-- begin Record extracts --

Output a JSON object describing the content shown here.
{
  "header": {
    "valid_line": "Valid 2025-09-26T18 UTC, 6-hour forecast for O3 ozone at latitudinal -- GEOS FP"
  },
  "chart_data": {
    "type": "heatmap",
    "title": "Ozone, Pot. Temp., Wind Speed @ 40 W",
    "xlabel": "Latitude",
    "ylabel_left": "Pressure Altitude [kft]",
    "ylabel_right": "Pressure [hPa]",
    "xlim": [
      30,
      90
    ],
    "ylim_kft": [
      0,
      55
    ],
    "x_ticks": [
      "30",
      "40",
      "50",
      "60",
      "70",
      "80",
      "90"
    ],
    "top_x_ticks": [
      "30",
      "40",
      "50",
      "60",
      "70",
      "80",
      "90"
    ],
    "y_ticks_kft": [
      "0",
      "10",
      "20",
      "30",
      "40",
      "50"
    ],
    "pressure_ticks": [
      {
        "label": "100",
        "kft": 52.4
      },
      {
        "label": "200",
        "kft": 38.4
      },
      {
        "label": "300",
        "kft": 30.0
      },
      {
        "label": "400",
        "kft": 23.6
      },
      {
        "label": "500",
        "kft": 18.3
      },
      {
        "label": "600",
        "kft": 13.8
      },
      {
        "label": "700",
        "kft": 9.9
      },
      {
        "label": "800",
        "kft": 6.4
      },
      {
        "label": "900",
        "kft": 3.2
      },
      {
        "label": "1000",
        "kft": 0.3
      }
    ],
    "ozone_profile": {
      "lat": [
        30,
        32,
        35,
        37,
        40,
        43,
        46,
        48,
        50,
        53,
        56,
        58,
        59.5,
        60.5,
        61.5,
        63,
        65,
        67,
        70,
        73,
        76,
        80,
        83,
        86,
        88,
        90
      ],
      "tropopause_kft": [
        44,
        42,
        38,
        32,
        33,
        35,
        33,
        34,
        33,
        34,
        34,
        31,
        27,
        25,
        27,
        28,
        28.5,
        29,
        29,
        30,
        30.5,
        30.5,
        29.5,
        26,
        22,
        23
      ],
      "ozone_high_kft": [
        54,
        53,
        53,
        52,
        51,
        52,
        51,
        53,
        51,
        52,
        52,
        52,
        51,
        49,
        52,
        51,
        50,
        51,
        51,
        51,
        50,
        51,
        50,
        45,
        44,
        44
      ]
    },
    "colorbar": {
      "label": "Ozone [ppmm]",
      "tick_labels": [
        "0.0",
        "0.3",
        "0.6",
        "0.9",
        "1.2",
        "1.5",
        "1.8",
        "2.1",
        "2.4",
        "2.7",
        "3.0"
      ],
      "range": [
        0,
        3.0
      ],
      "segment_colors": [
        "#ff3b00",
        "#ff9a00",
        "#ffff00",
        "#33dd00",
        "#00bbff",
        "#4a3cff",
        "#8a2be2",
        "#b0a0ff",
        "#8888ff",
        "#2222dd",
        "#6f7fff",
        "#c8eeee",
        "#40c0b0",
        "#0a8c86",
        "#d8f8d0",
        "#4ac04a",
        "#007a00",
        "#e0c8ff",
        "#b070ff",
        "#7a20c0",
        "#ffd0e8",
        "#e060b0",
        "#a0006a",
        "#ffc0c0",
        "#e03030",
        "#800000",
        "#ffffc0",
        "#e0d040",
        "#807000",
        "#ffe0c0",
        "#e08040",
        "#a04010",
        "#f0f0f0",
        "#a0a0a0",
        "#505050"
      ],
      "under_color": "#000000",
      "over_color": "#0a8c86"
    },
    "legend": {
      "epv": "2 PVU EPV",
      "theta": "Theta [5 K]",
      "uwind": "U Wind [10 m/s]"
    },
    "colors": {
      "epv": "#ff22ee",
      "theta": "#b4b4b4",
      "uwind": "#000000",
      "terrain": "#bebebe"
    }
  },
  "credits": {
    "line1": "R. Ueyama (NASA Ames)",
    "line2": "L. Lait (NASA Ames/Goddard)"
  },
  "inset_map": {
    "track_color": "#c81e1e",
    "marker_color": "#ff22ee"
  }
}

-- end Record extracts --

Using the data above, return each line exactly as written.

**Answer for the task:**
Output a JSON object describing the content shown here.
{
  "header": {
    "valid_line": "Valid 2025-09-26T18 UTC, 6-hour forecast for O3 ozone at latitudinal -- GEOS FP"
  },
  "chart_data": {
    "type": "heatmap",
    "title": "Ozone, Pot. Temp., Wind Speed @ 40 W",
    "xlabel": "Latitude",
    "ylabel_left": "Pressure Altitude [kft]",
    "ylabel_right": "Pressure [hPa]",
    "xlim": [
      30,
      90
    ],
    "ylim_kft": [
      0,
      55
    ],
    "x_ticks": [
      "30",
      "40",
      "50",
      "60",
      "70",
      "80",
      "90"
    ],
    "top_x_ticks": [
      "30",
      "40",
      "50",
      "60",
      "70",
      "80",
      "90"
    ],
    "y_ticks_kft": [
      "0",
      "10",
      "20",
      "30",
      "40",
      "50"
    ],
    "pressure_ticks": [
      {
        "label": "100",
        "kft": 52.4
      },
      {
        "label": "200",
        "kft": 38.4
      },
      {
        "label": "300",
        "kft": 30.0
      },
      {
        "label": "400",
        "kft": 23.6
      },
      {
        "label": "500",
        "kft": 18.3
      },
      {
        "label": "600",
        "kft": 13.8
      },
      {
        "label": "700",
        "kft": 9.9
      },
      {
        "label": "800",
        "kft": 6.4
      },
      {
        "label": "900",
        "kft": 3.2
      },
      {
        "label": "1000",
        "kft": 0.3
      }
    ],
    "ozone_profile": {
      "lat": [
        30,
        32,
        35,
        37,
        40,
        43,
        46,
        48,
        50,
        53,
        56,
        58,
        59.5,
        60.5,
        61.5,
        63,
        65,
        67,
        70,
        73,
        76,
        80,
        83,
        86,
        88,
        90
      ],
      "tropopause_kft": [
        44,
        42,
        38,
        32,
        33,
        35,
        33,
        34,
        33,
        34,
        34,
        31,
        27,
        25,
        27,
        28,
        28.5,
        29,
        29,
        30,
        30.5,
        30.5,
        29.5,
        26,
        22,
        23
      ],
      "ozone_high_kft": [
        54,
        53,
        53,
        52,
        51,
        52,
        51,
        53,
        51,
        52,
        52,
        52,
        51,
        49,
        52,
        51,
        50,
        51,
        51,
        51,
        50,
        51,
        50,
        45,
        44,
        44
      ]
    },
    "colorbar": {
      "label": "Ozone [ppmm]",
      "tick_labels": [
        "0.0",
        "0.3",
        "0.6",
        "0.9",
        "1.2",
        "1.5",
        "1.8",
        "2.1",
        "2.4",
        "2.7",
        "3.0"
      ],
      "range": [
        0,
        3.0
      ],
      "segment_colors": [
        "#ff3b00",
        "#ff9a00",
        "#ffff00",
        "#33dd00",
        "#00bbff",
        "#4a3cff",
        "#8a2be2",
        "#b0a0ff",
        "#8888ff",
        "#2222dd",
        "#6f7fff",
        "#c8eeee",
        "#40c0b0",
        "#0a8c86",
        "#d8f8d0",
        "#4ac04a",
        "#007a00",
        "#e0c8ff",
        "#b070ff",
        "#7a20c0",
        "#ffd0e8",
        "#e060b0",
        "#a0006a",
        "#ffc0c0",
        "#e03030",
        "#800000",
        "#ffffc0",
        "#e0d040",
        "#807000",
        "#ffe0c0",
        "#e08040",
        "#a04010",
        "#f0f0f0",
        "#a0a0a0",
        "#505050"
      ],
      "under_color": "#000000",
      "over_color": "#0a8c86"
    },
    "legend": {
      "epv": "2 PVU EPV",
      "theta": "Theta [5 K]",
      "uwind": "U Wind [10 m/s]"
    },
    "colors": {
      "epv": "#ff22ee",
      "theta": "#b4b4b4",
      "uwind": "#000000",
      "terrain": "#bebebe"
    }
  },
  "credits": {
    "line1": "R. Ueyama (NASA Ames)",
    "line2": "L. Lait (NASA Ames/Goddard)"
  },
  "inset_map": {
    "track_color": "#c81e1e",
    "marker_color": "#ff22ee"
  }
}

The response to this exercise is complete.